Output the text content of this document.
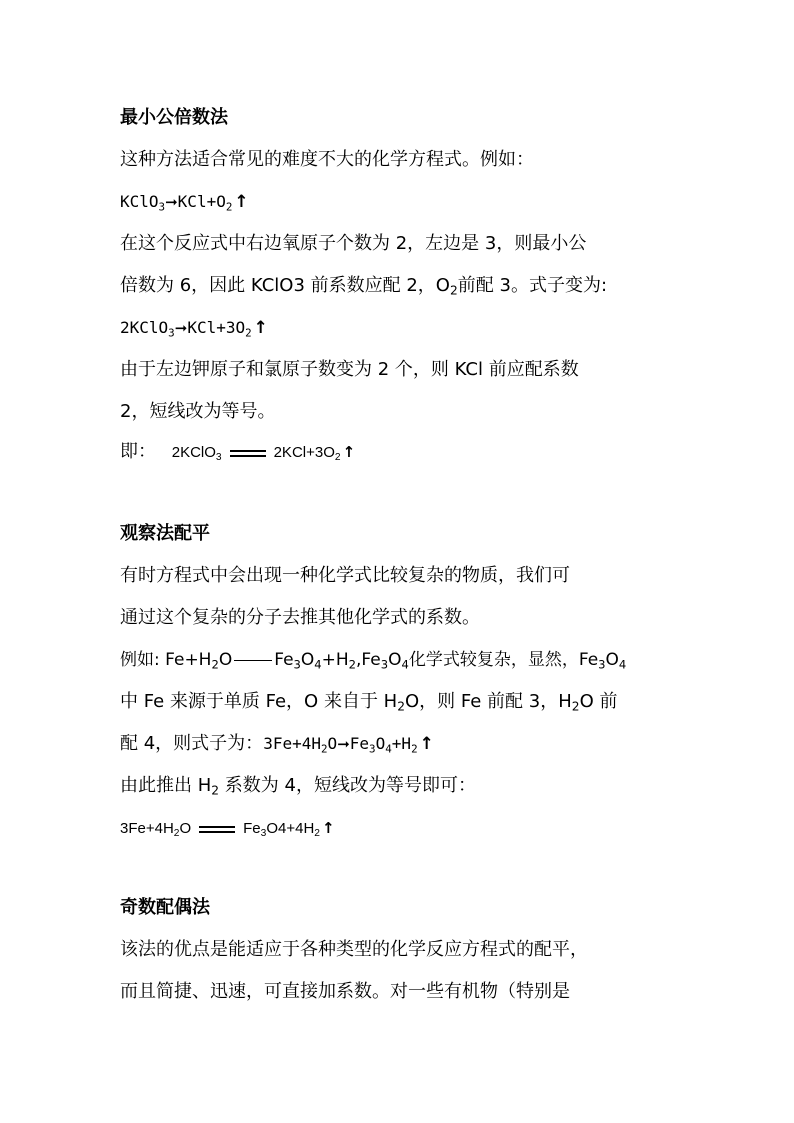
最小公倍数法
这种方法适合常见的难度不大的化学方程式。例如：
$KClO_3➞KCl+O_2$ ↑
在这个反应式中右边氧原子个数为 2，左边是 3，则最小公
倍数为 6，因此 KClO3 前系数应配 2，$O_2$前配 3。式子变为:
$2KClO_3➞KCl+3O_2$ ↑
由于左边钾原子和氯原子数变为 2 个，则 KCl 前应配系数
2，短线改为等号。
即： 2KClO$_3$	$2KCl+3O_2$ ↑
观察法配平
有时方程式中会出现一种化学式比较复杂的物质，我们可
通过这个复杂的分子去推其他化学式的系数。
例如: $Fe+H_2O$ $Fe_3O_4+H_2,Fe_3O_4$化学式较复杂，显然，$Fe_3O_4$
中 Fe 来源于单质 Fe，O 来自于 $H_2O$，则 Fe 前配 3，$H_2O$ 前
配 4，则式子为：$3Fe+4H_2O➞Fe_3O_4+H_2$ ↑
由此推出 $H_2$ 系数为 4，短线改为等号即可：
$3Fe+4H_2O$	$Fe_3O4+4H_2$ ↑
奇数配偶法
该法的优点是能适应于各种类型的化学反应方程式的配平，
而且简捷、迅速，可直接加系数。对一些有机物（特别是
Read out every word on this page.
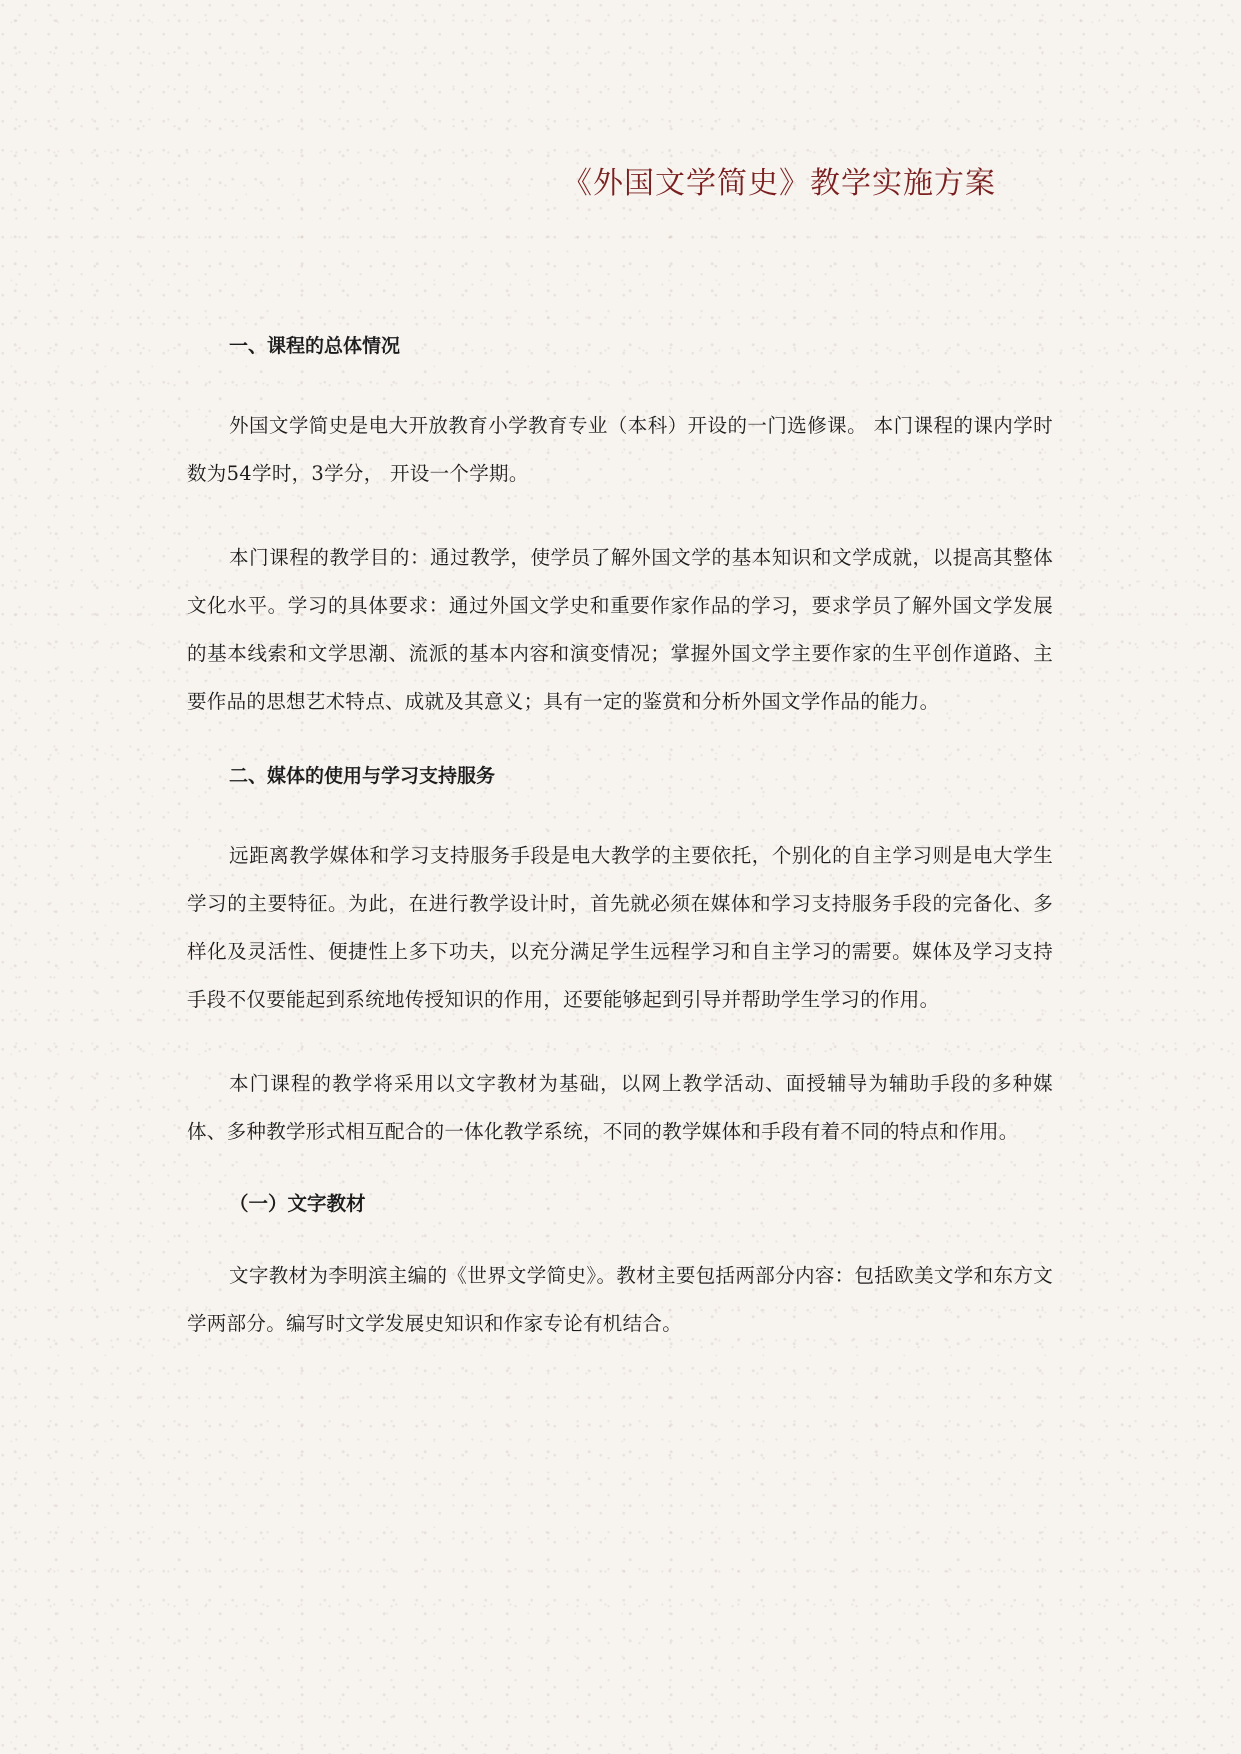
《外国文学简史》教学实施方案
一、课程的总体情况

外国文学简史是电大开放教育小学教育专业（本科）开设的一门选修课。 本门课程的课内学时数为54学时，3学分， 开设一个学期。

本门课程的教学目的：通过教学，使学员了解外国文学的基本知识和文学成就，以提高其整体文化水平。学习的具体要求：通过外国文学史和重要作家作品的学习，要求学员了解外国文学发展的基本线索和文学思潮、流派的基本内容和演变情况；掌握外国文学主要作家的生平创作道路、主要作品的思想艺术特点、成就及其意义；具有一定的鉴赏和分析外国文学作品的能力。

二、媒体的使用与学习支持服务

远距离教学媒体和学习支持服务手段是电大教学的主要依托，个别化的自主学习则是电大学生学习的主要特征。为此，在进行教学设计时，首先就必须在媒体和学习支持服务手段的完备化、多样化及灵活性、便捷性上多下功夫，以充分满足学生远程学习和自主学习的需要。媒体及学习支持手段不仅要能起到系统地传授知识的作用，还要能够起到引导并帮助学生学习的作用。

本门课程的教学将采用以文字教材为基础，以网上教学活动、面授辅导为辅助手段的多种媒体、多种教学形式相互配合的一体化教学系统，不同的教学媒体和手段有着不同的特点和作用。

（一）文字教材

文字教材为李明滨主编的《世界文学简史》。教材主要包括两部分内容：包括欧美文学和东方文学两部分。编写时文学发展史知识和作家专论有机结合。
——
Show every line in the records above that contains the word "this".

Output the text content of this document.
Read out every word on this page.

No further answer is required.